▶ Task details
Identify all lines below that hold "value" and collect them.

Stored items
========================

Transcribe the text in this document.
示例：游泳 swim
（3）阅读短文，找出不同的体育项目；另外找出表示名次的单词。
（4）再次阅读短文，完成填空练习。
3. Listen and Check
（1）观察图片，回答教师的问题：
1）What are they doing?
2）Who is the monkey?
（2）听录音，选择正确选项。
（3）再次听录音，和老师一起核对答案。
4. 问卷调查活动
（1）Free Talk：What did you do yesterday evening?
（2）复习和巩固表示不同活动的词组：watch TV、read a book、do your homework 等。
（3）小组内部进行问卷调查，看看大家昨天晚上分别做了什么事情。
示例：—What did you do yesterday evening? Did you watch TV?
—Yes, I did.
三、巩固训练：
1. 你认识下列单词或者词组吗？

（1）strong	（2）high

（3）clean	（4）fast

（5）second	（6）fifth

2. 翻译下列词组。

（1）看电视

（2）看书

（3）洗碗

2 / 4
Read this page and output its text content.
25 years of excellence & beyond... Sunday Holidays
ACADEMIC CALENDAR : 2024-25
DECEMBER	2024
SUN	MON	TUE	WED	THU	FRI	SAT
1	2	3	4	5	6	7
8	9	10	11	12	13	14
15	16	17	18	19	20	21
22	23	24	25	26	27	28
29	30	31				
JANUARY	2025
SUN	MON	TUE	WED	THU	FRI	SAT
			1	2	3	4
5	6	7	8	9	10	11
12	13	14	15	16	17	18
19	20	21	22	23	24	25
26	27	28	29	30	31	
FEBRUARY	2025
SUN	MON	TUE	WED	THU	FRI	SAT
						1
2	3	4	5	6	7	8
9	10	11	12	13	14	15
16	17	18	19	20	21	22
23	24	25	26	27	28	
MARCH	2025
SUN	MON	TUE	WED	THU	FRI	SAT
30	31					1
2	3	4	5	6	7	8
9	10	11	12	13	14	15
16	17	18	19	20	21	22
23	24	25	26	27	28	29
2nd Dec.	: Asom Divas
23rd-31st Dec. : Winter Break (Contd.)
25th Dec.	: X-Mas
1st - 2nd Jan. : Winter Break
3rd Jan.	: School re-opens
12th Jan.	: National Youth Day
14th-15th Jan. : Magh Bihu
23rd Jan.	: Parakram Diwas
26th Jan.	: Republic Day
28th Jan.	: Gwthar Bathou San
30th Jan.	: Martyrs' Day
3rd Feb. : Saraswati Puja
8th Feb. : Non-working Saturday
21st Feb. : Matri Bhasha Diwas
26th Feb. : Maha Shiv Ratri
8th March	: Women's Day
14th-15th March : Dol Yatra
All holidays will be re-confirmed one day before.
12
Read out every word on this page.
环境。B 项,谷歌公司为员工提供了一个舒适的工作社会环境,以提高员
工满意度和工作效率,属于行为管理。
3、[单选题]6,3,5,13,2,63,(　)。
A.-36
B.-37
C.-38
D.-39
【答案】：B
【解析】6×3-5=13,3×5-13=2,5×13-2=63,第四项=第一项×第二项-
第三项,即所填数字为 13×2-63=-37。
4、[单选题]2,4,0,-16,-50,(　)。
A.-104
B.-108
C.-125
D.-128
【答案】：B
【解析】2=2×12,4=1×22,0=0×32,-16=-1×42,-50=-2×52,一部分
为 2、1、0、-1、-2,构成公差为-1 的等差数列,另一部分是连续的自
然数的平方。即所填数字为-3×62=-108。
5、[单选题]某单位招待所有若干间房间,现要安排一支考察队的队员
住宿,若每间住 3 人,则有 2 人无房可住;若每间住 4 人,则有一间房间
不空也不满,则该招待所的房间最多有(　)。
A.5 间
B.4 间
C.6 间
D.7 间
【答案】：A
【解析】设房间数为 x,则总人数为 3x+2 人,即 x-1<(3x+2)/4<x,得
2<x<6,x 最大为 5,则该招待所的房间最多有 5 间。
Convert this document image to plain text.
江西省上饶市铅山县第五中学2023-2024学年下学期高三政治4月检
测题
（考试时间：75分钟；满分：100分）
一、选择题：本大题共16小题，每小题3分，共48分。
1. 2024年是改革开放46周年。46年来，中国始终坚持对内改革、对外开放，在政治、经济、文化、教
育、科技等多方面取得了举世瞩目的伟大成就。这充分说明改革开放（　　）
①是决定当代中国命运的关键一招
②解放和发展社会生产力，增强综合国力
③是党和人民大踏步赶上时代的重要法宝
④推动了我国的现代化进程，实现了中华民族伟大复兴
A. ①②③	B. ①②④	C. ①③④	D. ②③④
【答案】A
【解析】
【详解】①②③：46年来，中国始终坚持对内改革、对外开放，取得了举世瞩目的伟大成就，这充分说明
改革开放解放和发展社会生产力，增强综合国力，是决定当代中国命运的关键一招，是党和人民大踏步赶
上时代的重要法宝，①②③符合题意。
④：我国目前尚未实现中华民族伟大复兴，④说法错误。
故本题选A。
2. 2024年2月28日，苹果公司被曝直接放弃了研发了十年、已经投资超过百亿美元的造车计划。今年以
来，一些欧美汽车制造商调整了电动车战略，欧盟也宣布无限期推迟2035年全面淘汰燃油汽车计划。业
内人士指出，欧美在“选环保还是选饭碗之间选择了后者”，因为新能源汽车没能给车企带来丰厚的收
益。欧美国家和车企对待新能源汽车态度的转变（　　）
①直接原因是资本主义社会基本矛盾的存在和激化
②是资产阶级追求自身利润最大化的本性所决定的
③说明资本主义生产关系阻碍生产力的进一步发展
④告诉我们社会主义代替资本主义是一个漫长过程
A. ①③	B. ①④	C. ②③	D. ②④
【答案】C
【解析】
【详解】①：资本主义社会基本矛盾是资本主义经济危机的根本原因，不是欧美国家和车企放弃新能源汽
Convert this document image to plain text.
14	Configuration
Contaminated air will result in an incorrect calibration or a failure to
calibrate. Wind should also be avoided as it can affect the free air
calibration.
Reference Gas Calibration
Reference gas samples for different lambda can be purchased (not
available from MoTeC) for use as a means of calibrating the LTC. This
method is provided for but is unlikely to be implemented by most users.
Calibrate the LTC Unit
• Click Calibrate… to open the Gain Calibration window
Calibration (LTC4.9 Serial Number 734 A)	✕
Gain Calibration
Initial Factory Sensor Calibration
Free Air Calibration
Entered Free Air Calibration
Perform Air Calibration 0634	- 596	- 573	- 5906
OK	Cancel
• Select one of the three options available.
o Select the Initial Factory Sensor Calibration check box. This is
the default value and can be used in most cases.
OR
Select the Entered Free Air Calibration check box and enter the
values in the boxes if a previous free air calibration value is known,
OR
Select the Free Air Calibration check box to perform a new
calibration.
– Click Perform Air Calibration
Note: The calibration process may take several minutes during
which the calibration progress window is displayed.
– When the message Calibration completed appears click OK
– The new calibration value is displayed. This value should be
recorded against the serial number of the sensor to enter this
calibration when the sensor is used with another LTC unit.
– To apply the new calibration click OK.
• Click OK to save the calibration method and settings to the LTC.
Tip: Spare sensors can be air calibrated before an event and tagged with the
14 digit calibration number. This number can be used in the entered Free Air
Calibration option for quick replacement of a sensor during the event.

========================

▶ Solved problem
the default value and can be used in most cases.
values in the boxes if a previous free air calibration value is known,
– The new calibration value is displayed. This value should be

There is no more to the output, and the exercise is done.